In two sentences, summarize the section on permission inheritance modes and site defaults.
══ Document
Permissions Inheritance Modes

Only used when syncMode is content_only. It controls whether newly created scopes / files inherit permissions from their parent. If scopes / files are configured to not inherit permissions, any newly created scopes / files will not be visible to platform users, only to service user. To grant access to these new scopes / files, admin has to use API on behalf of the service user.

Mode

Scopes Inherit

Files Inherit

inherit_scopes_and_files

Yes

Yes

inherit_scopes

Yes

No

inherit_files

No

Yes

none

No

No

Site Defaults

sharepoint.siteDefaults lets you set deployment-level fallbacks for any per-site option except siteId. Each site (whether sourced from config_file or from a sharepoint_list row) is merged with the defaults: if the per-site value is set, it wins; otherwise the default is used. This keeps individual site entries terse and makes it easy to change a policy across an entire deployment in one place.
════
══ Dataset extract
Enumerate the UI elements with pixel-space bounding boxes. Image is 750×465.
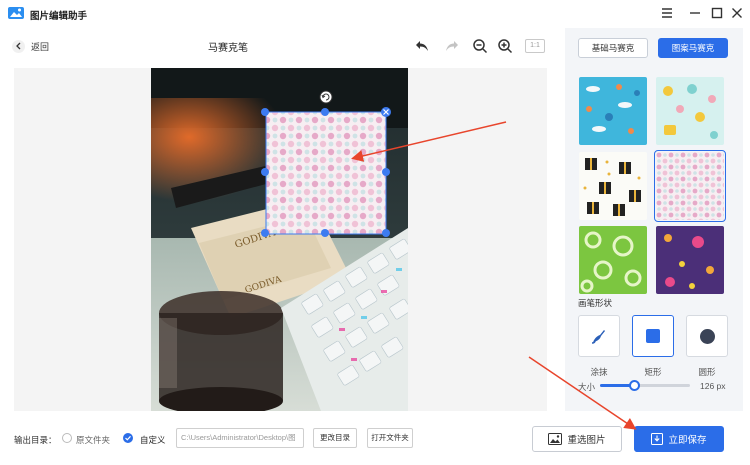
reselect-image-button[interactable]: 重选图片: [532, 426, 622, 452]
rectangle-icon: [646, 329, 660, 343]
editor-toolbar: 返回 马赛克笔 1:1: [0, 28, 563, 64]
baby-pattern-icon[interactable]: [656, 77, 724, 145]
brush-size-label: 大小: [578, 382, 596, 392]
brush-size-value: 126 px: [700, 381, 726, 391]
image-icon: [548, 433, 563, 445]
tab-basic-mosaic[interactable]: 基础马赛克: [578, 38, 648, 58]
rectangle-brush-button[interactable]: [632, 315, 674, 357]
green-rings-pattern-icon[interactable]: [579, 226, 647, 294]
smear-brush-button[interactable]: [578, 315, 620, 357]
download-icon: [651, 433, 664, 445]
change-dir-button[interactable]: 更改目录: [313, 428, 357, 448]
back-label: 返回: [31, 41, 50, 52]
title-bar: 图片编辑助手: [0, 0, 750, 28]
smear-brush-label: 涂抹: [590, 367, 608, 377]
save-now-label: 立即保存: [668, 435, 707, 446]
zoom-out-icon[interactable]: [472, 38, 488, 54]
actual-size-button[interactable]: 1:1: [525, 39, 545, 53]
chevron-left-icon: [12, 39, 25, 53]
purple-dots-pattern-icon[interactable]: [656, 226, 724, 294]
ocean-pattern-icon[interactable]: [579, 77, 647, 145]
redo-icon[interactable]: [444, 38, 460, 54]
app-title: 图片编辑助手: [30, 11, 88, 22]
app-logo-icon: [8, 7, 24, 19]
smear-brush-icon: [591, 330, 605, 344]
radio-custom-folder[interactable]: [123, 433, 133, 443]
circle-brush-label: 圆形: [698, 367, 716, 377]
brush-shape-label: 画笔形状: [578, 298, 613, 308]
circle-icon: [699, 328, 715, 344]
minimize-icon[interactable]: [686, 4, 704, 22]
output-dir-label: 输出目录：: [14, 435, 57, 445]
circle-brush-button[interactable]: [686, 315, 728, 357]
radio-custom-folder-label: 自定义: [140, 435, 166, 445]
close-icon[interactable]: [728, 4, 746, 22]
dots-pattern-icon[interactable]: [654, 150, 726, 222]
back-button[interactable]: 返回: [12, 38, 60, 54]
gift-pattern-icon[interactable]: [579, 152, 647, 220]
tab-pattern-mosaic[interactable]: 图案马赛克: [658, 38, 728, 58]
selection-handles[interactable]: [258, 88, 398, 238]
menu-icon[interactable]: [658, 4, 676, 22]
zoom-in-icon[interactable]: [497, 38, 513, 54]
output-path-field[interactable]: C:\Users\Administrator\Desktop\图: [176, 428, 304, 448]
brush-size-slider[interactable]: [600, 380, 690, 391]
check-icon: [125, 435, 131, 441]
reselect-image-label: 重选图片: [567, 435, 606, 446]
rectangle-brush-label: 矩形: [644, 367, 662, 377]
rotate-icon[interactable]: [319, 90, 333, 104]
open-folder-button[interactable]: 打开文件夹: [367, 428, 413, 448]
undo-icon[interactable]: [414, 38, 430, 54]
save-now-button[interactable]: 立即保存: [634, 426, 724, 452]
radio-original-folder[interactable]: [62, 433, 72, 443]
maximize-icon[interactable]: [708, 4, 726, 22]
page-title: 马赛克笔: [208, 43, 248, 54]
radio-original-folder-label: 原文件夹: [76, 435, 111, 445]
════
Response below ▸ Permission inheritance modes apply only when syncMode is content_only and control whether newly created scopes and files inherit permissions from their parent, with four modes: both inherit, only scopes, only files, or neither. sharepoint.siteDefaults sets deployment-level fallbacks for every per-site option except siteId, and a value set on a site wins over the default.